Task to carry out: Extract every line of the items below word for word, and leave the pictures out of your answer.

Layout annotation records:
━━━━━━━━━━

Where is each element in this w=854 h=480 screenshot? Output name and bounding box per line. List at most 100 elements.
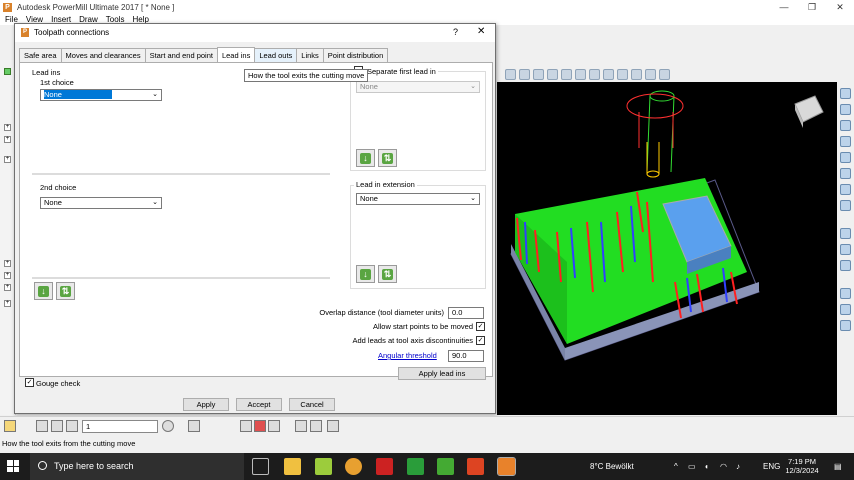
- close-icon[interactable]: [327, 420, 339, 432]
- separate-first-select[interactable]: None ⌄: [356, 81, 480, 93]
- expand-icon[interactable]: +: [4, 136, 11, 143]
- view-top-icon[interactable]: [519, 68, 530, 80]
- render-icon[interactable]: [645, 68, 656, 80]
- swap-lead-in-button[interactable]: ⇅: [56, 282, 75, 300]
- 3d-viewport[interactable]: [497, 82, 837, 415]
- apply-lead-ins-button[interactable]: Apply lead ins: [398, 367, 486, 380]
- app-icon[interactable]: [467, 458, 484, 475]
- view-icon[interactable]: [840, 88, 851, 99]
- cut-icon[interactable]: [310, 420, 322, 432]
- maximize-icon[interactable]: ❐: [798, 0, 826, 14]
- angular-threshold-link[interactable]: Angular threshold: [378, 351, 437, 360]
- view-icon[interactable]: [840, 104, 851, 115]
- extension-select[interactable]: None ⌄: [356, 193, 480, 205]
- help-icon[interactable]: ?: [453, 27, 458, 37]
- close-icon[interactable]: ✕: [477, 26, 485, 37]
- view-icon[interactable]: [840, 136, 851, 147]
- shading-icon[interactable]: [840, 228, 851, 239]
- weather[interactable]: 8°C Bewölkt: [590, 453, 634, 480]
- globe-icon[interactable]: [840, 260, 851, 271]
- swap-first-lead-in-button[interactable]: ⇅: [378, 149, 397, 167]
- pan-icon[interactable]: [589, 68, 600, 80]
- copy-extension-button[interactable]: ↓: [356, 265, 375, 283]
- tab-moves-and-clearances[interactable]: Moves and clearances: [60, 48, 146, 62]
- measure-icon[interactable]: [840, 320, 851, 331]
- grid-icon[interactable]: [66, 420, 78, 432]
- expand-icon[interactable]: +: [4, 260, 11, 267]
- chrome-icon[interactable]: [345, 458, 362, 475]
- accept-button[interactable]: Accept: [236, 398, 282, 411]
- tray-chevron-icon[interactable]: ^: [674, 453, 678, 480]
- view-front-icon[interactable]: [505, 68, 516, 80]
- app-icon[interactable]: [437, 458, 454, 475]
- language-indicator[interactable]: ENG: [763, 453, 780, 480]
- explorer-toolpath-icon[interactable]: [4, 68, 11, 75]
- powermill-taskbar-icon[interactable]: [497, 457, 516, 476]
- apply-button[interactable]: Apply: [183, 398, 229, 411]
- angular-threshold-input[interactable]: 90.0: [448, 350, 484, 362]
- transform-icon[interactable]: [240, 420, 252, 432]
- app-icon[interactable]: [315, 458, 332, 475]
- first-choice-select[interactable]: None ⌄: [40, 89, 162, 101]
- network-icon[interactable]: ▭: [688, 453, 696, 480]
- swap-extension-button[interactable]: ⇅: [378, 265, 397, 283]
- grid-icon[interactable]: [36, 420, 48, 432]
- view-icon[interactable]: [840, 152, 851, 163]
- folder-icon[interactable]: [4, 420, 16, 432]
- measure-icon[interactable]: [840, 288, 851, 299]
- view-icon[interactable]: [840, 184, 851, 195]
- tab-lead-outs[interactable]: Lead outs: [254, 48, 298, 62]
- volume-icon[interactable]: ◖: [704, 453, 709, 480]
- wireframe-icon[interactable]: [561, 68, 572, 80]
- expand-icon[interactable]: +: [4, 300, 11, 307]
- second-choice-select[interactable]: None ⌄: [40, 197, 162, 209]
- speaker-icon[interactable]: ♪: [736, 453, 740, 480]
- axis-icon[interactable]: [268, 420, 280, 432]
- app-icon[interactable]: [376, 458, 393, 475]
- copy-first-lead-in-button[interactable]: ↓: [356, 149, 375, 167]
- add-leads-checkbox[interactable]: ✓: [476, 336, 485, 345]
- clock[interactable]: 7:19 PM 12/3/2024: [784, 457, 820, 475]
- expand-icon[interactable]: +: [4, 124, 11, 131]
- expand-icon[interactable]: +: [4, 156, 11, 163]
- settings-icon[interactable]: [659, 68, 670, 80]
- taskbar-search[interactable]: Type here to search: [30, 453, 244, 480]
- app-icon[interactable]: [407, 458, 424, 475]
- view-icon[interactable]: [840, 200, 851, 211]
- tab-links[interactable]: Links: [296, 48, 324, 62]
- rotate-icon[interactable]: [603, 68, 614, 80]
- task-view-icon[interactable]: [252, 458, 269, 475]
- zoom-icon[interactable]: [575, 68, 586, 80]
- view-icon[interactable]: [840, 120, 851, 131]
- allow-start-checkbox[interactable]: ✓: [476, 322, 485, 331]
- measure-icon[interactable]: [617, 68, 628, 80]
- tab-safe-area[interactable]: Safe area: [19, 48, 62, 62]
- gouge-check-checkbox[interactable]: ✓: [25, 378, 34, 387]
- copy-lead-in-button[interactable]: ↓: [34, 282, 53, 300]
- expand-icon[interactable]: +: [4, 284, 11, 291]
- tool-icon[interactable]: [188, 420, 200, 432]
- overlap-distance-input[interactable]: 0.0: [448, 307, 484, 319]
- view-iso-icon[interactable]: [533, 68, 544, 80]
- file-explorer-icon[interactable]: [284, 458, 301, 475]
- shade-icon[interactable]: [547, 68, 558, 80]
- wifi-icon[interactable]: ◠: [720, 453, 727, 480]
- minimize-icon[interactable]: —: [770, 0, 798, 14]
- cancel-button[interactable]: Cancel: [289, 398, 335, 411]
- tab-start-and-end-point[interactable]: Start and end point: [144, 48, 218, 62]
- tab-lead-ins[interactable]: Lead ins: [216, 47, 256, 62]
- measure-icon[interactable]: [840, 304, 851, 315]
- tab-point-distribution[interactable]: Point distribution: [322, 48, 389, 62]
- section-icon[interactable]: [631, 68, 642, 80]
- workplane-select[interactable]: 1: [82, 420, 158, 433]
- stop-icon[interactable]: [254, 420, 266, 432]
- close-icon[interactable]: ✕: [826, 0, 854, 14]
- windows-start-icon[interactable]: [7, 460, 19, 472]
- notification-icon[interactable]: ▤: [834, 453, 842, 480]
- light-icon[interactable]: [840, 244, 851, 255]
- view-icon[interactable]: [840, 168, 851, 179]
- sphere-icon[interactable]: [162, 420, 174, 432]
- pen-icon[interactable]: [295, 420, 307, 432]
- grid-icon[interactable]: [51, 420, 63, 432]
- expand-icon[interactable]: +: [4, 272, 11, 279]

━━━━━━━━━━

Full output:
Where is each element in this w=854 h=480 screenshot? Output name and bounding box per line. List at most 100 elements.
- close-icon[interactable]: [327, 420, 339, 432]
- separate-first-select[interactable]: None ⌄: [356, 81, 480, 93]
- expand-icon[interactable]: +: [4, 136, 11, 143]
- view-top-icon[interactable]: [519, 68, 530, 80]
- render-icon[interactable]: [645, 68, 656, 80]
- swap-lead-in-button[interactable]: ⇅: [56, 282, 75, 300]
- 3d-viewport[interactable]: [497, 82, 837, 415]
- apply-lead-ins-button[interactable]: Apply lead ins: [398, 367, 486, 380]
- app-icon[interactable]: [467, 458, 484, 475]
- view-icon[interactable]: [840, 88, 851, 99]
- cut-icon[interactable]: [310, 420, 322, 432]
- maximize-icon[interactable]: ❐: [798, 0, 826, 14]
- angular-threshold-link[interactable]: Angular threshold: [378, 351, 437, 360]
- view-icon[interactable]: [840, 104, 851, 115]
- extension-select[interactable]: None ⌄: [356, 193, 480, 205]
- help-icon[interactable]: ?: [453, 27, 458, 37]
- close-icon[interactable]: ✕: [477, 26, 485, 37]
- view-icon[interactable]: [840, 136, 851, 147]
- shading-icon[interactable]: [840, 228, 851, 239]
- weather[interactable]: 8°C Bewölkt: [590, 453, 634, 480]
- globe-icon[interactable]: [840, 260, 851, 271]
- swap-first-lead-in-button[interactable]: ⇅: [378, 149, 397, 167]
- pan-icon[interactable]: [589, 68, 600, 80]
- copy-extension-button[interactable]: ↓: [356, 265, 375, 283]
- tab-moves-and-clearances[interactable]: Moves and clearances: [60, 48, 146, 62]
- measure-icon[interactable]: [840, 320, 851, 331]
- grid-icon[interactable]: [66, 420, 78, 432]
- expand-icon[interactable]: +: [4, 260, 11, 267]
- chrome-icon[interactable]: [345, 458, 362, 475]
- accept-button[interactable]: Accept: [236, 398, 282, 411]
- tray-chevron-icon[interactable]: ^: [674, 453, 678, 480]
- view-front-icon[interactable]: [505, 68, 516, 80]
- app-icon[interactable]: [437, 458, 454, 475]
- language-indicator[interactable]: ENG: [763, 453, 780, 480]
- explorer-toolpath-icon[interactable]: [4, 68, 11, 75]
- powermill-taskbar-icon[interactable]: [497, 457, 516, 476]
- apply-button[interactable]: Apply: [183, 398, 229, 411]
- angular-threshold-input[interactable]: 90.0: [448, 350, 484, 362]
- transform-icon[interactable]: [240, 420, 252, 432]
- app-icon[interactable]: [315, 458, 332, 475]
- first-choice-select[interactable]: None ⌄: [40, 89, 162, 101]
- network-icon[interactable]: ▭: [688, 453, 696, 480]
- swap-extension-button[interactable]: ⇅: [378, 265, 397, 283]
- grid-icon[interactable]: [36, 420, 48, 432]
- view-icon[interactable]: [840, 152, 851, 163]
- folder-icon[interactable]: [4, 420, 16, 432]
- measure-icon[interactable]: [840, 288, 851, 299]
- view-icon[interactable]: [840, 184, 851, 195]
- tab-lead-outs[interactable]: Lead outs: [254, 48, 298, 62]
- volume-icon[interactable]: ◖: [704, 453, 709, 480]
- wireframe-icon[interactable]: [561, 68, 572, 80]
- expand-icon[interactable]: +: [4, 300, 11, 307]
- second-choice-select[interactable]: None ⌄: [40, 197, 162, 209]
- speaker-icon[interactable]: ♪: [736, 453, 740, 480]
- axis-icon[interactable]: [268, 420, 280, 432]
- app-icon[interactable]: [376, 458, 393, 475]
- copy-first-lead-in-button[interactable]: ↓: [356, 149, 375, 167]
- add-leads-checkbox[interactable]: ✓: [476, 336, 485, 345]
- clock[interactable]: 7:19 PM 12/3/2024: [784, 457, 820, 475]
- expand-icon[interactable]: +: [4, 124, 11, 131]
- expand-icon[interactable]: +: [4, 156, 11, 163]
- settings-icon[interactable]: [659, 68, 670, 80]
- taskbar-search[interactable]: Type here to search: [30, 453, 244, 480]
- app-icon[interactable]: [407, 458, 424, 475]
- view-icon[interactable]: [840, 200, 851, 211]
- tab-links[interactable]: Links: [296, 48, 324, 62]
- rotate-icon[interactable]: [603, 68, 614, 80]
- task-view-icon[interactable]: [252, 458, 269, 475]
- zoom-icon[interactable]: [575, 68, 586, 80]
- view-icon[interactable]: [840, 120, 851, 131]
- allow-start-checkbox[interactable]: ✓: [476, 322, 485, 331]
- measure-icon[interactable]: [617, 68, 628, 80]
- tab-safe-area[interactable]: Safe area: [19, 48, 62, 62]
- gouge-check-checkbox[interactable]: ✓: [25, 378, 34, 387]
- copy-lead-in-button[interactable]: ↓: [34, 282, 53, 300]
- expand-icon[interactable]: +: [4, 284, 11, 291]
- tool-icon[interactable]: [188, 420, 200, 432]
- overlap-distance-input[interactable]: 0.0: [448, 307, 484, 319]
- view-iso-icon[interactable]: [533, 68, 544, 80]
- file-explorer-icon[interactable]: [284, 458, 301, 475]
- shade-icon[interactable]: [547, 68, 558, 80]
- wifi-icon[interactable]: ◠: [720, 453, 727, 480]
- minimize-icon[interactable]: —: [770, 0, 798, 14]
- cancel-button[interactable]: Cancel: [289, 398, 335, 411]
- tab-start-and-end-point[interactable]: Start and end point: [144, 48, 218, 62]
- tab-lead-ins[interactable]: Lead ins: [216, 47, 256, 62]
- measure-icon[interactable]: [840, 304, 851, 315]
- tab-point-distribution[interactable]: Point distribution: [322, 48, 389, 62]
- section-icon[interactable]: [631, 68, 642, 80]
- workplane-select[interactable]: 1: [82, 420, 158, 433]
- stop-icon[interactable]: [254, 420, 266, 432]
- close-icon[interactable]: ✕: [826, 0, 854, 14]
- windows-start-icon[interactable]: [7, 460, 19, 472]
- notification-icon[interactable]: ▤: [834, 453, 842, 480]
- light-icon[interactable]: [840, 244, 851, 255]
- view-icon[interactable]: [840, 168, 851, 179]
- sphere-icon[interactable]: [162, 420, 174, 432]
- pen-icon[interactable]: [295, 420, 307, 432]
- grid-icon[interactable]: [51, 420, 63, 432]
- expand-icon[interactable]: +: [4, 272, 11, 279]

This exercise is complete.